* [What the task asks] Answer with one number: how many lines hold the string "this".

** START OF Material **

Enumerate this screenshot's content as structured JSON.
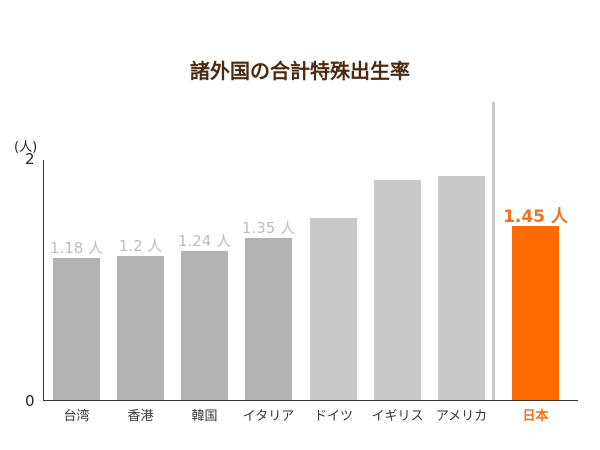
{
  "chart_data": {
    "type": "bar",
    "title": "諸外国の合計特殊出生率",
    "ylabel": "(人)",
    "xlabel": "",
    "ylim": [
      0,
      2
    ],
    "yticks": [
      "0",
      "2"
    ],
    "grid": false,
    "categories": [
      "台湾",
      "香港",
      "韓国",
      "イタリア",
      "ドイツ",
      "イギリス",
      "アメリカ",
      "日本"
    ],
    "values": [
      1.18,
      1.2,
      1.24,
      1.35,
      1.52,
      1.83,
      1.87,
      1.45
    ],
    "data_labels": [
      "1.18 人",
      "1.2 人",
      "1.24 人",
      "1.35 人",
      "",
      "",
      "",
      "1.45 人"
    ],
    "highlight": "日本",
    "colors": {
      "dark_gray": "#b2b2b2",
      "light_gray": "#c8c8c8",
      "highlight": "#ff6a00",
      "label_gray": "#bdbdbd",
      "title": "#4a2a10"
    }
  },
  "unit_label": "(人)",
  "title": "諸外国の合計特殊出生率"
}
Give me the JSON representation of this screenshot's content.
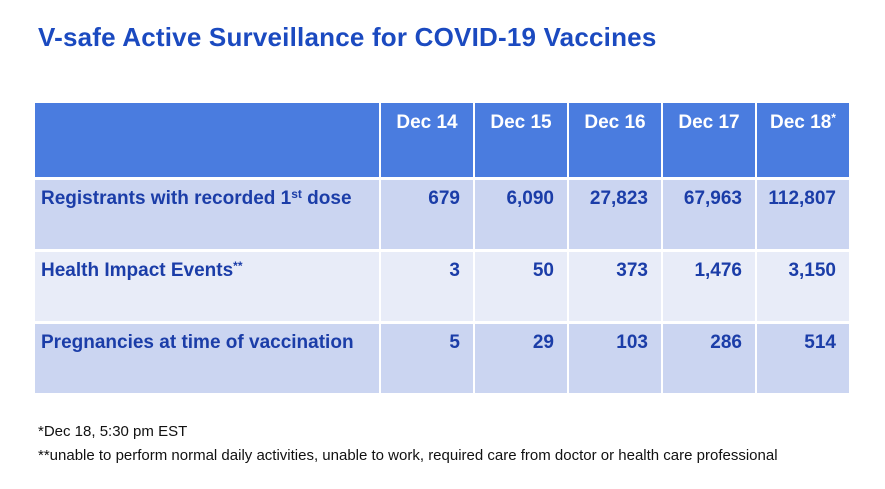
{
  "title": "V-safe Active Surveillance for COVID-19 Vaccines",
  "colors": {
    "title_color": "#1b4ac0",
    "header_bg": "#4a7cdf",
    "header_text": "#ffffff",
    "row_dark": "#cbd5f1",
    "row_light": "#e8ecf8",
    "cell_text": "#1b3da8",
    "footnote_color": "#111111"
  },
  "table": {
    "headers": [
      {
        "label": "Dec 14",
        "sup": ""
      },
      {
        "label": "Dec 15",
        "sup": ""
      },
      {
        "label": "Dec 16",
        "sup": ""
      },
      {
        "label": "Dec 17",
        "sup": ""
      },
      {
        "label": "Dec 18",
        "sup": "*"
      }
    ],
    "rows": [
      {
        "label": "Registrants with recorded 1",
        "label_sup": "st",
        "label_rest": " dose",
        "values": [
          "679",
          "6,090",
          "27,823",
          "67,963",
          "112,807"
        ]
      },
      {
        "label": "Health Impact Events",
        "label_sup": "**",
        "label_rest": "",
        "values": [
          "3",
          "50",
          "373",
          "1,476",
          "3,150"
        ]
      },
      {
        "label": "Pregnancies at time of vaccination",
        "label_sup": "",
        "label_rest": "",
        "values": [
          "5",
          "29",
          "103",
          "286",
          "514"
        ]
      }
    ]
  },
  "footnotes": [
    "*Dec 18, 5:30 pm EST",
    "**unable to perform normal daily activities, unable to work, required care from doctor or health care professional"
  ]
}
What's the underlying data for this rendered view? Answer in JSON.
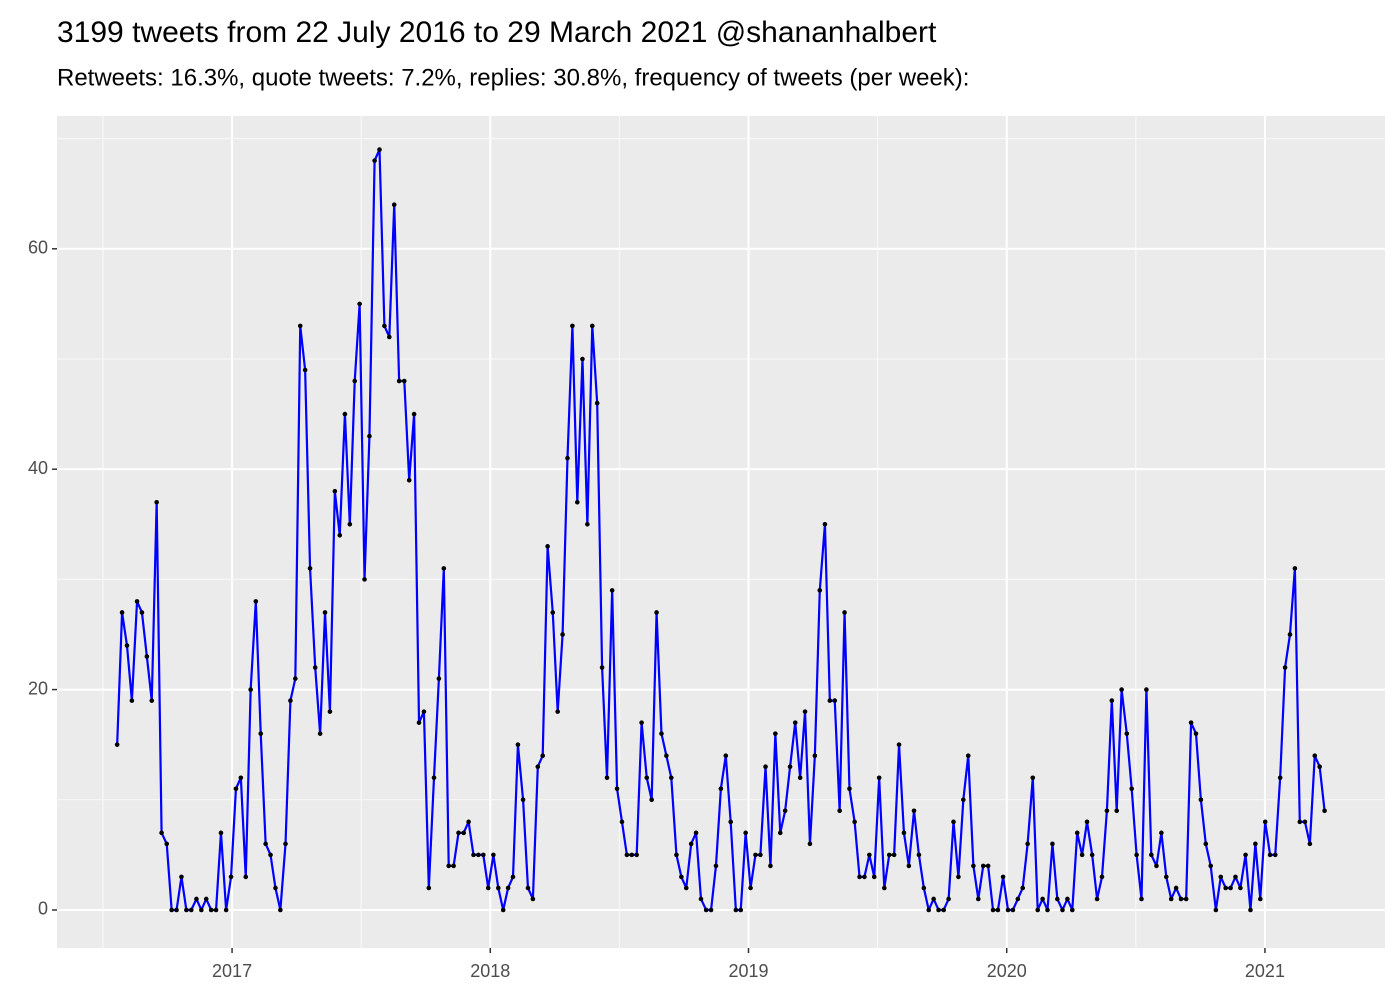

** END OF Material **

* [Solution to the problem] 3